• Objective: In the data below, find every line with the string "store" and pull it out.

Records contained in a dataset
- - - - -

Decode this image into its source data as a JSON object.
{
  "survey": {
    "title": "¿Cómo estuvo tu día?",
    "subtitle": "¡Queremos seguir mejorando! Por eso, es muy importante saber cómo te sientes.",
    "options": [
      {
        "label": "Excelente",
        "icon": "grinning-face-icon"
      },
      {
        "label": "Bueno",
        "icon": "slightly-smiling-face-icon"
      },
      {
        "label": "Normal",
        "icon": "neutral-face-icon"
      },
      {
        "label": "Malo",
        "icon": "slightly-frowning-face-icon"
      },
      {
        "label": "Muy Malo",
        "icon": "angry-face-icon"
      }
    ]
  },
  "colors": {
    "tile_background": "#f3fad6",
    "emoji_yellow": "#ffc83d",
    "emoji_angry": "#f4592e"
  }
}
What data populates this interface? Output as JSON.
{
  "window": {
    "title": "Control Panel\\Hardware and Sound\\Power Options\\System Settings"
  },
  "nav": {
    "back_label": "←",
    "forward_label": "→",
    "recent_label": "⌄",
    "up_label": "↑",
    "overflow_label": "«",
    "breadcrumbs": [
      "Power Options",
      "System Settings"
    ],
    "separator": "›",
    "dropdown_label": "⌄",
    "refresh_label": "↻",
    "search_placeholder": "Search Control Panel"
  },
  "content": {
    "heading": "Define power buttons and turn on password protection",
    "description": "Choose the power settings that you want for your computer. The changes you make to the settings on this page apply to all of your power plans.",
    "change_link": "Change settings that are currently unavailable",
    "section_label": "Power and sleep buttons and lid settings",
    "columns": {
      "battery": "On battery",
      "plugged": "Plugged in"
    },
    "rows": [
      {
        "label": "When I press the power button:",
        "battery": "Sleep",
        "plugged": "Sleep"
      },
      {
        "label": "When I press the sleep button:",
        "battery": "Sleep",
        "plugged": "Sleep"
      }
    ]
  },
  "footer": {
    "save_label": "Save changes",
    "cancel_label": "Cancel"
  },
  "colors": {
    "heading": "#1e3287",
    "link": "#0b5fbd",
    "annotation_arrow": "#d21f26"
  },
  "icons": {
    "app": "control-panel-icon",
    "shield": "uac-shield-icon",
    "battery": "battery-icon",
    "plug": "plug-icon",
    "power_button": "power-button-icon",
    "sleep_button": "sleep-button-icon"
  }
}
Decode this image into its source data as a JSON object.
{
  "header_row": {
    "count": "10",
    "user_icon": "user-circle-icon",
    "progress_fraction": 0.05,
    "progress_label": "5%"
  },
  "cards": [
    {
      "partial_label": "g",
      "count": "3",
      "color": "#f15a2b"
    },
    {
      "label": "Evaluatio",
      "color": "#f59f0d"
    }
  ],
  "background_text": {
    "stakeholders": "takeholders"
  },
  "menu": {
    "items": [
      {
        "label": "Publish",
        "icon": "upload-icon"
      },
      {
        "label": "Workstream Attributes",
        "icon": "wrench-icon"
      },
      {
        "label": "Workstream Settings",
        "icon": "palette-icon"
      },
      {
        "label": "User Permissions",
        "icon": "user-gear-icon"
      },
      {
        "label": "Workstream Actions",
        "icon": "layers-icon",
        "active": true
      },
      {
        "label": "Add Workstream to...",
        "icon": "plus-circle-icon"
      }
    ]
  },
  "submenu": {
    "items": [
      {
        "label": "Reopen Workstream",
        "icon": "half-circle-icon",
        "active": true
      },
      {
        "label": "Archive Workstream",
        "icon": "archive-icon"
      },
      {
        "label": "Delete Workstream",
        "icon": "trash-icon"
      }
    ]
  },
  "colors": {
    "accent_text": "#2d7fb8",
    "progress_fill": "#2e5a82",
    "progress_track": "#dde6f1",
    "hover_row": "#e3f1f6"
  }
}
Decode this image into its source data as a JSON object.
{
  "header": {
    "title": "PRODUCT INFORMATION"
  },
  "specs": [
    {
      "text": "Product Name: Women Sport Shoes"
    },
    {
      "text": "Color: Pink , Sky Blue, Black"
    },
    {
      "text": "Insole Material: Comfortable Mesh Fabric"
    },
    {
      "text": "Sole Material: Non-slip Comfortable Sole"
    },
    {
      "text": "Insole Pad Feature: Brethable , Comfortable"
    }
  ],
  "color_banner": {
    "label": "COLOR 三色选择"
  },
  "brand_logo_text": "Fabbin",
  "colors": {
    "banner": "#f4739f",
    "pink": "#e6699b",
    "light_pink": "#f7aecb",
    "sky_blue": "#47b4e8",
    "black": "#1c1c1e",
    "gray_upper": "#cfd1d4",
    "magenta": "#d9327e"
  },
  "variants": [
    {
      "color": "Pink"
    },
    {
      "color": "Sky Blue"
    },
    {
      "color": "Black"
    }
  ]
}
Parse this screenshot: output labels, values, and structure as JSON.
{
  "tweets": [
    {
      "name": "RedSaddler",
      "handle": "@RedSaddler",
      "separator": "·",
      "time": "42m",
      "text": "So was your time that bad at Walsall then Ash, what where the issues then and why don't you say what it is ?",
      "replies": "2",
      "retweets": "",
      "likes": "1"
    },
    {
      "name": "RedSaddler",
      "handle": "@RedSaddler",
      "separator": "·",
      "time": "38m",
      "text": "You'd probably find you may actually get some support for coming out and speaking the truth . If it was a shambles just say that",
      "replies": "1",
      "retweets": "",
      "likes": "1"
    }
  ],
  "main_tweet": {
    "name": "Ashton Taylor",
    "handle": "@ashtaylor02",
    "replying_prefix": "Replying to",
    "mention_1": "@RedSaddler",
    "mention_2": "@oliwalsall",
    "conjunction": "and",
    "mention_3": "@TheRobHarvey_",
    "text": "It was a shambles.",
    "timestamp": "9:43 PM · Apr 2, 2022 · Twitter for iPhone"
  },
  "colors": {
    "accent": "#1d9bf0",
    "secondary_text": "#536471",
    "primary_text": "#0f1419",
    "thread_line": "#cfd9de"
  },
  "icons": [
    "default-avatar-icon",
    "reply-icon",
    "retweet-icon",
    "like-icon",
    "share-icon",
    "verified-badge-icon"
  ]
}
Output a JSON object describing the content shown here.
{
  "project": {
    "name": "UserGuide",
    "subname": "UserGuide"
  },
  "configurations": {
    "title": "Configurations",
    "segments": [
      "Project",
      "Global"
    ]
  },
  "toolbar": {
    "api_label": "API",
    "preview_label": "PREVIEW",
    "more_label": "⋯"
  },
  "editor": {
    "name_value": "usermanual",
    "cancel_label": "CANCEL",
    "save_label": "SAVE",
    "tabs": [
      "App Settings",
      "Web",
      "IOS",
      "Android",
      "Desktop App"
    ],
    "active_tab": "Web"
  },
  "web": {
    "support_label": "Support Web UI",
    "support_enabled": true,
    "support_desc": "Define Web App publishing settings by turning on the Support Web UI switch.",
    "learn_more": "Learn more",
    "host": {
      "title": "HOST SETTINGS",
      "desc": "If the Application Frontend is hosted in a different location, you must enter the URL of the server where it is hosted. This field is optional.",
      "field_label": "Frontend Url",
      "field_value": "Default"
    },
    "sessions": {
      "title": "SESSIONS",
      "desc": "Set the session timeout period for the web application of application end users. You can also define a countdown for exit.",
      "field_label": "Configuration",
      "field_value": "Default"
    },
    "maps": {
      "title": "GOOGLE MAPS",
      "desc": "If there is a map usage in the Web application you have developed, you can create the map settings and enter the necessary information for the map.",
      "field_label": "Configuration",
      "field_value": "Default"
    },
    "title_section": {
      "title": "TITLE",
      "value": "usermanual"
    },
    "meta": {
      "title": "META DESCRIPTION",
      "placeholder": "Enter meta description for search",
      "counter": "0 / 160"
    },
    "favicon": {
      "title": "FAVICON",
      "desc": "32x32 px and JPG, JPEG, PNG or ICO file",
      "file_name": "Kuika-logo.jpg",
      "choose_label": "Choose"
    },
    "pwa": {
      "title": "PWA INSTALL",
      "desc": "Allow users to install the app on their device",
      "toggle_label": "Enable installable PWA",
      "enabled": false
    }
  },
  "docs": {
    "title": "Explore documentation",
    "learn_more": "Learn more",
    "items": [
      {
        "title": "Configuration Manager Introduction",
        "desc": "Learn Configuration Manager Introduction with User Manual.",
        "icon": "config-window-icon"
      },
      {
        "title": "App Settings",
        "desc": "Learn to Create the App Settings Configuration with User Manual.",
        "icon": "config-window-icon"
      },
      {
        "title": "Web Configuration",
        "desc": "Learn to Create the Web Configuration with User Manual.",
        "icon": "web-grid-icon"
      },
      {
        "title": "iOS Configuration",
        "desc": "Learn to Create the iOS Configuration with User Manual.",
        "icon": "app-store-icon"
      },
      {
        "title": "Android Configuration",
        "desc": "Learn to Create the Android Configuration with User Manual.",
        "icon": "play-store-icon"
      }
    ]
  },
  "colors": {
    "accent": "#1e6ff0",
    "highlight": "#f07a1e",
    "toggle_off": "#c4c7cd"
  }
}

- - - - -

• Task solution:
        "icon": "app-store-icon"
        "icon": "play-store-icon"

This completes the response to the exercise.